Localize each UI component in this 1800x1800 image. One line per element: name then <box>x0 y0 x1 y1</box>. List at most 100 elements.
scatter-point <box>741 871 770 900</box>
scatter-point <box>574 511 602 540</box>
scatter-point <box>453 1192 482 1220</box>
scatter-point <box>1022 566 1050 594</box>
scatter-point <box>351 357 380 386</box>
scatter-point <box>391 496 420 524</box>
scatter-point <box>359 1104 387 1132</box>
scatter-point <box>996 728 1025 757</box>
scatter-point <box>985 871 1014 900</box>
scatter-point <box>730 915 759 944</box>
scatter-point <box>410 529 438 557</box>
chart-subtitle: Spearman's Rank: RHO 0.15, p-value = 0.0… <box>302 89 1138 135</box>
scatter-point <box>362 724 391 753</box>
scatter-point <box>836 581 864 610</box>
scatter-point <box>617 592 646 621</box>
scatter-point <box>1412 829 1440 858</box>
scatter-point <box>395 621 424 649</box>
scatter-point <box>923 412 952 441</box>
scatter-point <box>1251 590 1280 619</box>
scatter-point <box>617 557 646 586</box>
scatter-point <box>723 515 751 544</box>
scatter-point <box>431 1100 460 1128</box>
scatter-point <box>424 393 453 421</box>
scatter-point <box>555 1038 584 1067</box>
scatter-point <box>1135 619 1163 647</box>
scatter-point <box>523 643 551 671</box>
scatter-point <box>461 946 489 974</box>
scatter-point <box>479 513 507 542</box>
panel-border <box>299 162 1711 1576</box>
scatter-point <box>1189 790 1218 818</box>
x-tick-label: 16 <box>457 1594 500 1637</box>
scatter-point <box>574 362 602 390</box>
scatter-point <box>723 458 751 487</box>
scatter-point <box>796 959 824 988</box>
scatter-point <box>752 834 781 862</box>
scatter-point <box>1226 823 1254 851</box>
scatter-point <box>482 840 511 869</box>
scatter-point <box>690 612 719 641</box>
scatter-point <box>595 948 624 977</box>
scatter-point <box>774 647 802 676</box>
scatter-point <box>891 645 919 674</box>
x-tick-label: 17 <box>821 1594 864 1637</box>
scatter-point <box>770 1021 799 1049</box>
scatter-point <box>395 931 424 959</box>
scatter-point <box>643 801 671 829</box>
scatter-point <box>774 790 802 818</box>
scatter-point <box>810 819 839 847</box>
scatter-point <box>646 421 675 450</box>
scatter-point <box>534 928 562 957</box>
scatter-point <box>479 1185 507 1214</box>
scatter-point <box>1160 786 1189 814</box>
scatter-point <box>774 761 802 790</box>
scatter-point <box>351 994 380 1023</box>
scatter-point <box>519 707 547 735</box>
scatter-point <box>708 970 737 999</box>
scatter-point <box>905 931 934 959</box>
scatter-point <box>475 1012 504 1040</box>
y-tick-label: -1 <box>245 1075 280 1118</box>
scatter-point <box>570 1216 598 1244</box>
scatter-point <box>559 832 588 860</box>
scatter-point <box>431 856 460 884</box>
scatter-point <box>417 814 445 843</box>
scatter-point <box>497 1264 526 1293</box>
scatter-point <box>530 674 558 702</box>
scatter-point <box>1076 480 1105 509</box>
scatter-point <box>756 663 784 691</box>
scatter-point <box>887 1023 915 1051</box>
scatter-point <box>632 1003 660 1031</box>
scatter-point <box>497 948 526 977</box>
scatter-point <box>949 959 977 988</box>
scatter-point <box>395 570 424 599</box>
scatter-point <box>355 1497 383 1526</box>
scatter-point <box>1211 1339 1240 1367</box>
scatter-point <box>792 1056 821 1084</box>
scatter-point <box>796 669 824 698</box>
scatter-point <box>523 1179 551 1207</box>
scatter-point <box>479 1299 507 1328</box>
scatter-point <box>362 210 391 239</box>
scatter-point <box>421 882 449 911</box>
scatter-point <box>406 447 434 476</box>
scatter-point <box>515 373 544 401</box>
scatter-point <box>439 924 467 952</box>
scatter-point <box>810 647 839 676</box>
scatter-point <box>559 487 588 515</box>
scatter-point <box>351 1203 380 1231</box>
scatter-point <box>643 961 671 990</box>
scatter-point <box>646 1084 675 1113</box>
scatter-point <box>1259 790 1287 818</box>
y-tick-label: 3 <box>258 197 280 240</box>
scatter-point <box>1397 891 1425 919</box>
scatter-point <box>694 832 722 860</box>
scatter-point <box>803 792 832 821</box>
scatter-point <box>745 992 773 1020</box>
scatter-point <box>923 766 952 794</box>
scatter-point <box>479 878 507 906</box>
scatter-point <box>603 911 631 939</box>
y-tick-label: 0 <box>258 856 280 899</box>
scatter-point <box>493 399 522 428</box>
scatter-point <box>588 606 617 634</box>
#####
Recast every line of the listing above as a Markdown table with two columns, Row and Listing line, numbering the rows in order and omitting blank lines.

REPLY —
| Row | Listing line |
|---|---|
| 1 | Localize each UI component in this 1800x1800 image. One line per element: name then <box>x0 y0 x1 y1</box>. List at most 100 elements. |
| 2 | scatter-point <box>741 871 770 900</box> |
| 3 | scatter-point <box>574 511 602 540</box> |
| 4 | scatter-point <box>453 1192 482 1220</box> |
| 5 | scatter-point <box>1022 566 1050 594</box> |
| 6 | scatter-point <box>351 357 380 386</box> |
| 7 | scatter-point <box>391 496 420 524</box> |
| 8 | scatter-point <box>359 1104 387 1132</box> |
| 9 | scatter-point <box>996 728 1025 757</box> |
| 10 | scatter-point <box>985 871 1014 900</box> |
| 11 | scatter-point <box>730 915 759 944</box> |
| 12 | scatter-point <box>410 529 438 557</box> |
| 13 | chart-subtitle: Spearman's Rank: RHO 0.15, p-value = 0.0… <box>302 89 1138 135</box> |
| 14 | scatter-point <box>362 724 391 753</box> |
| 15 | scatter-point <box>836 581 864 610</box> |
| 16 | scatter-point <box>617 592 646 621</box> |
| 17 | scatter-point <box>1412 829 1440 858</box> |
| 18 | scatter-point <box>395 621 424 649</box> |
| 19 | scatter-point <box>923 412 952 441</box> |
| 20 | scatter-point <box>1251 590 1280 619</box> |
| 21 | scatter-point <box>617 557 646 586</box> |
| 22 | scatter-point <box>723 515 751 544</box> |
| 23 | scatter-point <box>431 1100 460 1128</box> |
| 24 | scatter-point <box>424 393 453 421</box> |
| 25 | scatter-point <box>555 1038 584 1067</box> |
| 26 | scatter-point <box>1135 619 1163 647</box> |
| 27 | scatter-point <box>523 643 551 671</box> |
| 28 | scatter-point <box>461 946 489 974</box> |
| 29 | scatter-point <box>479 513 507 542</box> |
| 30 | panel-border <box>299 162 1711 1576</box> |
| 31 | scatter-point <box>1189 790 1218 818</box> |
| 32 | x-tick-label: 16 <box>457 1594 500 1637</box> |
| 33 | scatter-point <box>574 362 602 390</box> |
| 34 | scatter-point <box>723 458 751 487</box> |
| 35 | scatter-point <box>796 959 824 988</box> |
| 36 | scatter-point <box>752 834 781 862</box> |
| 37 | scatter-point <box>1226 823 1254 851</box> |
| 38 | scatter-point <box>482 840 511 869</box> |
| 39 | scatter-point <box>690 612 719 641</box> |
| 40 | scatter-point <box>595 948 624 977</box> |
| 41 | scatter-point <box>774 647 802 676</box> |
| 42 | scatter-point <box>891 645 919 674</box> |
| 43 | x-tick-label: 17 <box>821 1594 864 1637</box> |
| 44 | scatter-point <box>770 1021 799 1049</box> |
| 45 | scatter-point <box>395 931 424 959</box> |
| 46 | scatter-point <box>643 801 671 829</box> |
| 47 | scatter-point <box>774 790 802 818</box> |
| 48 | scatter-point <box>810 819 839 847</box> |
| 49 | scatter-point <box>646 421 675 450</box> |
| 50 | scatter-point <box>534 928 562 957</box> |
| 51 | scatter-point <box>479 1185 507 1214</box> |
| 52 | scatter-point <box>1160 786 1189 814</box> |
| 53 | scatter-point <box>774 761 802 790</box> |
| 54 | scatter-point <box>351 994 380 1023</box> |
| 55 | scatter-point <box>519 707 547 735</box> |
| 56 | scatter-point <box>708 970 737 999</box> |
| 57 | scatter-point <box>905 931 934 959</box> |
| 58 | scatter-point <box>475 1012 504 1040</box> |
| 59 | y-tick-label: -1 <box>245 1075 280 1118</box> |
| 60 | scatter-point <box>570 1216 598 1244</box> |
| 61 | scatter-point <box>559 832 588 860</box> |
| 62 | scatter-point <box>431 856 460 884</box> |
| 63 | scatter-point <box>417 814 445 843</box> |
| 64 | scatter-point <box>497 1264 526 1293</box> |
| 65 | scatter-point <box>530 674 558 702</box> |
| 66 | scatter-point <box>1076 480 1105 509</box> |
| 67 | scatter-point <box>756 663 784 691</box> |
| 68 | scatter-point <box>887 1023 915 1051</box> |
| 69 | scatter-point <box>632 1003 660 1031</box> |
| 70 | scatter-point <box>497 948 526 977</box> |
| 71 | scatter-point <box>949 959 977 988</box> |
| 72 | scatter-point <box>395 570 424 599</box> |
| 73 | scatter-point <box>355 1497 383 1526</box> |
| 74 | scatter-point <box>1211 1339 1240 1367</box> |
| 75 | scatter-point <box>792 1056 821 1084</box> |
| 76 | scatter-point <box>796 669 824 698</box> |
| 77 | scatter-point <box>523 1179 551 1207</box> |
| 78 | scatter-point <box>479 1299 507 1328</box> |
| 79 | scatter-point <box>362 210 391 239</box> |
| 80 | scatter-point <box>421 882 449 911</box> |
| 81 | scatter-point <box>406 447 434 476</box> |
| 82 | scatter-point <box>515 373 544 401</box> |
| 83 | scatter-point <box>439 924 467 952</box> |
| 84 | scatter-point <box>810 647 839 676</box> |
| 85 | scatter-point <box>559 487 588 515</box> |
| 86 | scatter-point <box>351 1203 380 1231</box> |
| 87 | scatter-point <box>643 961 671 990</box> |
| 88 | scatter-point <box>646 1084 675 1113</box> |
| 89 | scatter-point <box>1259 790 1287 818</box> |
| 90 | y-tick-label: 3 <box>258 197 280 240</box> |
| 91 | scatter-point <box>1397 891 1425 919</box> |
| 92 | scatter-point <box>694 832 722 860</box> |
| 93 | scatter-point <box>803 792 832 821</box> |
| 94 | scatter-point <box>745 992 773 1020</box> |
| 95 | scatter-point <box>923 766 952 794</box> |
| 96 | scatter-point <box>479 878 507 906</box> |
| 97 | scatter-point <box>603 911 631 939</box> |
| 98 | y-tick-label: 0 <box>258 856 280 899</box> |
| 99 | scatter-point <box>493 399 522 428</box> |
| 100 | scatter-point <box>588 606 617 634</box> |